[Data records]
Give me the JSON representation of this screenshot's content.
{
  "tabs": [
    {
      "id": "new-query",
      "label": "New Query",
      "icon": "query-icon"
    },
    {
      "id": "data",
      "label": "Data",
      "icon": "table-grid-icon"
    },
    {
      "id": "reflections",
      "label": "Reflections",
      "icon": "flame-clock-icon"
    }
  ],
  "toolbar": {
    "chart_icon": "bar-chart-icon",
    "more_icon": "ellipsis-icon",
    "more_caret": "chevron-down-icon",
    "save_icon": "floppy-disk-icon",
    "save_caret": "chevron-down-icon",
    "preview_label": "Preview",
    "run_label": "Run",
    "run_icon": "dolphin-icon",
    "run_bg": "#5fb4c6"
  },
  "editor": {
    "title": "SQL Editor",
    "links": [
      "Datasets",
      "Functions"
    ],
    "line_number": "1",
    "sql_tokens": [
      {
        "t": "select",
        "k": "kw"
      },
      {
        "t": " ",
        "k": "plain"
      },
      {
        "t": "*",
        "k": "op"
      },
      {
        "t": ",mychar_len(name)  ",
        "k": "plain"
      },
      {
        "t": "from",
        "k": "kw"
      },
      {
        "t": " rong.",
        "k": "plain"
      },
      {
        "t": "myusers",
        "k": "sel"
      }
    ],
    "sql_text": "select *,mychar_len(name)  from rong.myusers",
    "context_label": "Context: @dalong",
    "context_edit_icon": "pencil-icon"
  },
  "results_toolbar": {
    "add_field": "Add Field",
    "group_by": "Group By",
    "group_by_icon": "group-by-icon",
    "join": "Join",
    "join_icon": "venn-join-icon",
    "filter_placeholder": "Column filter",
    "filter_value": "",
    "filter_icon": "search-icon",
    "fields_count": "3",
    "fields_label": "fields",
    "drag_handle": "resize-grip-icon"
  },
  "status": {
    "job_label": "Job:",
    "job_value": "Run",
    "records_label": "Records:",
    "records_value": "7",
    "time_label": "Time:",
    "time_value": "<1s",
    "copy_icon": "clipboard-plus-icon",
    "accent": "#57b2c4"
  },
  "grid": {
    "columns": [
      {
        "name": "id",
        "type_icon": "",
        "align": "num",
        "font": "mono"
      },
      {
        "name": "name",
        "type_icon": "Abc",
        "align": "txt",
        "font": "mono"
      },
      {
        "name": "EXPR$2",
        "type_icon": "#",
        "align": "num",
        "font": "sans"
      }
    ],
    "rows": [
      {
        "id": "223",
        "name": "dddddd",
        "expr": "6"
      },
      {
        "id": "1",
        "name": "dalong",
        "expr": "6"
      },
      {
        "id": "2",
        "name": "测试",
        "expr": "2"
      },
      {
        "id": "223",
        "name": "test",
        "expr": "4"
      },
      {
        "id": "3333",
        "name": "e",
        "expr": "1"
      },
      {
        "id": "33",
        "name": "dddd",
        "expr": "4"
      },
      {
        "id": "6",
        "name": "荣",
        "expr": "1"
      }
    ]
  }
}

* Short task
List the lines of the material in which the word "down" occurs.

* Expected output
    "more_caret": "chevron-down-icon",
    "save_caret": "chevron-down-icon",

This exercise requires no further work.